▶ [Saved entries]
________________

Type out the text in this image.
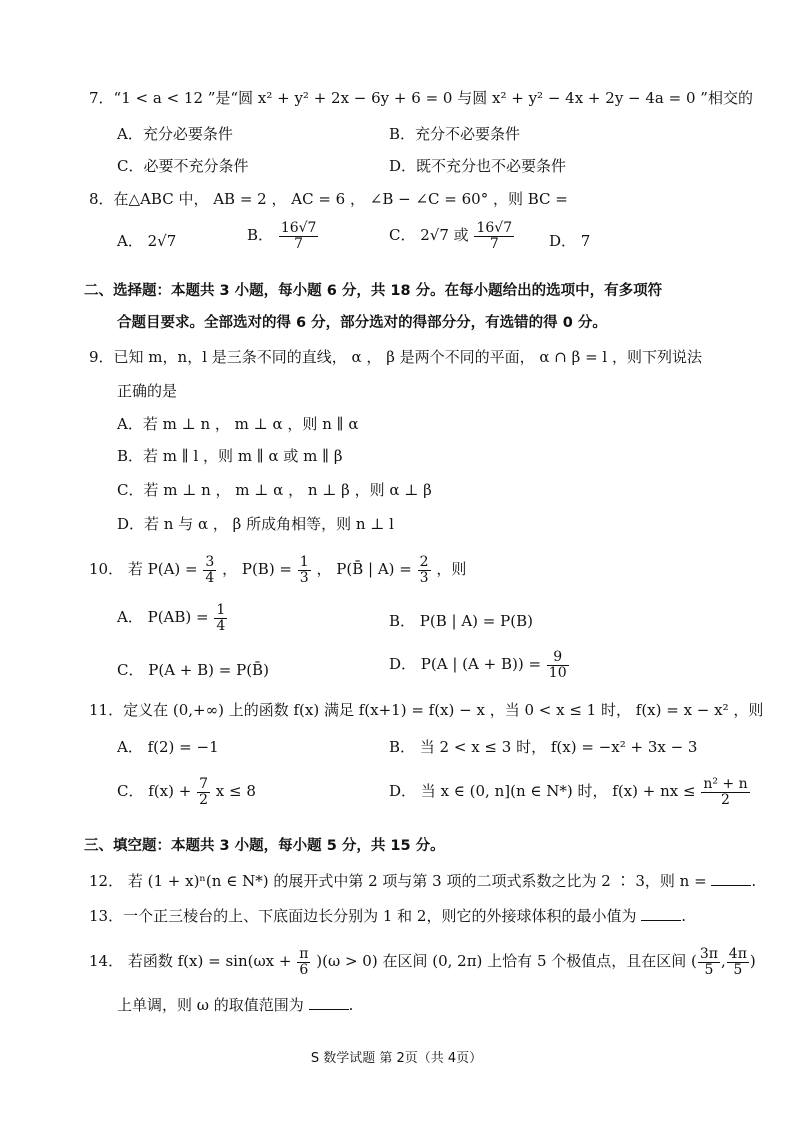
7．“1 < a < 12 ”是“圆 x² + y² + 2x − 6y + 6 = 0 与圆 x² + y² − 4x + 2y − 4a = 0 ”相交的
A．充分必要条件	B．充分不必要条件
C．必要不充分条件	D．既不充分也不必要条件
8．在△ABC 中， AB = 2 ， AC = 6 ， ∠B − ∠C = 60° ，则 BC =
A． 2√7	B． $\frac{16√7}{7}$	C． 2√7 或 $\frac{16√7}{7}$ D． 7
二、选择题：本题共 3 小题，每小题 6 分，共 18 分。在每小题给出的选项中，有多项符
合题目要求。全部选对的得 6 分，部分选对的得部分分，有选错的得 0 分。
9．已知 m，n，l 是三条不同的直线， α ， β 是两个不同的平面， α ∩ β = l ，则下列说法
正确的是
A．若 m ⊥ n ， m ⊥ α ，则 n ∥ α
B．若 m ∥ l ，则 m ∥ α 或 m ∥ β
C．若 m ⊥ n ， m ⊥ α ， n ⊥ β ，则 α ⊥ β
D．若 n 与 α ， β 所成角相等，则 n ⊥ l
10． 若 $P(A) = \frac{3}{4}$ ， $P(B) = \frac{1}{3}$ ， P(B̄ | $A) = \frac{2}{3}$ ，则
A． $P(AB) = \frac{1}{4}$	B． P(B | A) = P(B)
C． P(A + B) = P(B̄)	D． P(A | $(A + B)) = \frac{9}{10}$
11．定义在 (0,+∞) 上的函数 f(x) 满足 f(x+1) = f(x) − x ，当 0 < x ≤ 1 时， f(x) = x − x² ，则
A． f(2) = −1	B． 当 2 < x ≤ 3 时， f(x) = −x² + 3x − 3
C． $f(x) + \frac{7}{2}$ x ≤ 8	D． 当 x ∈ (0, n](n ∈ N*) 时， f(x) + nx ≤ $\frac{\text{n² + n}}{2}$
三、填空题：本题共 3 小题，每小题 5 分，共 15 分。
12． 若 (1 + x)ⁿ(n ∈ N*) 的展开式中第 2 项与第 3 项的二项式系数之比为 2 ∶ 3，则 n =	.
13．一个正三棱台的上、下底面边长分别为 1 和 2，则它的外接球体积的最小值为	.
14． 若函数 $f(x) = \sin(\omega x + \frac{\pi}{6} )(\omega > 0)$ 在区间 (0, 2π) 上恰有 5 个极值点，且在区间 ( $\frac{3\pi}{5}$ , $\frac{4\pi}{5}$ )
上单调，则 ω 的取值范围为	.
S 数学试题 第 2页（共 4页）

________________

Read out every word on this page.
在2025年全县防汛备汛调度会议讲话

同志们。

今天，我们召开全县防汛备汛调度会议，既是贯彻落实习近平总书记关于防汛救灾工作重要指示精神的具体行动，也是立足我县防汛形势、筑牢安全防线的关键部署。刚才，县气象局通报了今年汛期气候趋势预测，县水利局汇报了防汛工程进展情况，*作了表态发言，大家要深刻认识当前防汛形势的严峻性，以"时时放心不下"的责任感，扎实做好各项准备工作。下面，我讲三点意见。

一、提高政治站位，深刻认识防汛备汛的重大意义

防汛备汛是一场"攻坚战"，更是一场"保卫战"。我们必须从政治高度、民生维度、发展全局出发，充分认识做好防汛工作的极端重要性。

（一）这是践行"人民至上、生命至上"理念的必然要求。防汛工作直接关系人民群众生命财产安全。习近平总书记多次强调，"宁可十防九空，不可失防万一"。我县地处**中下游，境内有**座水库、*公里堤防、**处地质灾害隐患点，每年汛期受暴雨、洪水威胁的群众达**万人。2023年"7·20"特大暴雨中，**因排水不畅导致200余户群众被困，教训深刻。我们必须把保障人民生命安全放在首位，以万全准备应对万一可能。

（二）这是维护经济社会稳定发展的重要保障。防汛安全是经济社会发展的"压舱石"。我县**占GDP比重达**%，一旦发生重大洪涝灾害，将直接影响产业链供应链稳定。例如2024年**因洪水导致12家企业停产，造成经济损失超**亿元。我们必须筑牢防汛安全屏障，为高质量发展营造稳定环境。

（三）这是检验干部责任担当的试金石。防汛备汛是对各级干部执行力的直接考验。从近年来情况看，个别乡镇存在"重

________________

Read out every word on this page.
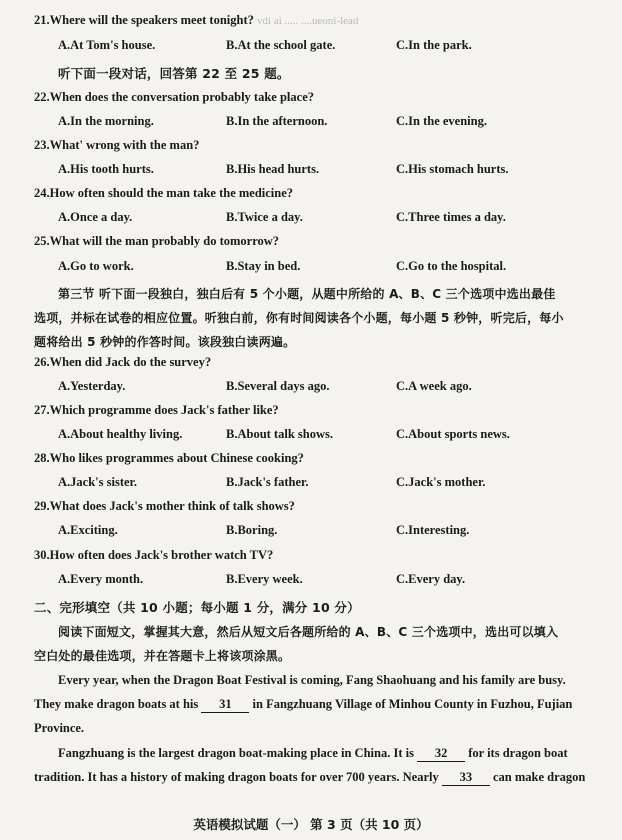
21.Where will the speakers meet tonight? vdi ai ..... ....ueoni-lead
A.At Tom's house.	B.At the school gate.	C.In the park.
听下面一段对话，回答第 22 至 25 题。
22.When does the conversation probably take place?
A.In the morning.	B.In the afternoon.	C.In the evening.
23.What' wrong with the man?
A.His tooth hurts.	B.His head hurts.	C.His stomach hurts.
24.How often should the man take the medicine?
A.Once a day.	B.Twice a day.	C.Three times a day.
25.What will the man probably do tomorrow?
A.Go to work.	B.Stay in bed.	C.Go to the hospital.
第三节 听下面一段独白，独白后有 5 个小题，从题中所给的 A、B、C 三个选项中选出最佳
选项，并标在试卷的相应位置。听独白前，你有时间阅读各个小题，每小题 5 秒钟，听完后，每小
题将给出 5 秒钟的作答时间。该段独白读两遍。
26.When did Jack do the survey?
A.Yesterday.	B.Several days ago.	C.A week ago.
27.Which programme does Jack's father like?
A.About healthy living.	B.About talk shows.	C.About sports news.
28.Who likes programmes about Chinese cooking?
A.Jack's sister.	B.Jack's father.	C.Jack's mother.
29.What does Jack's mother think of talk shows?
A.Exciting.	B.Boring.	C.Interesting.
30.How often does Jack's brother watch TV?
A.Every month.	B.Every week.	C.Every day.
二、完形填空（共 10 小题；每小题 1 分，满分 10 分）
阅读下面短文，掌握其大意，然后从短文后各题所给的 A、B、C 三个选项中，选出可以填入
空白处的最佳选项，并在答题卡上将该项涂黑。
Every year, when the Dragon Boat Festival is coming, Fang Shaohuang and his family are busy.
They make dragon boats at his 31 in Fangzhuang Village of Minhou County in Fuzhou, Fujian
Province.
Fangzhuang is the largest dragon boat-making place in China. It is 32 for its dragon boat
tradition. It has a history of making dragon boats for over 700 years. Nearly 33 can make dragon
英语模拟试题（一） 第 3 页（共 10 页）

________________

Every line in the data that holds "boats" should be copied out.

They make dragon boats at his 31 in Fangzhuang Village of Minhou County in Fuzhou, Fujian
tradition. It has a history of making dragon boats for over 700 years. Nearly 33 can make dragon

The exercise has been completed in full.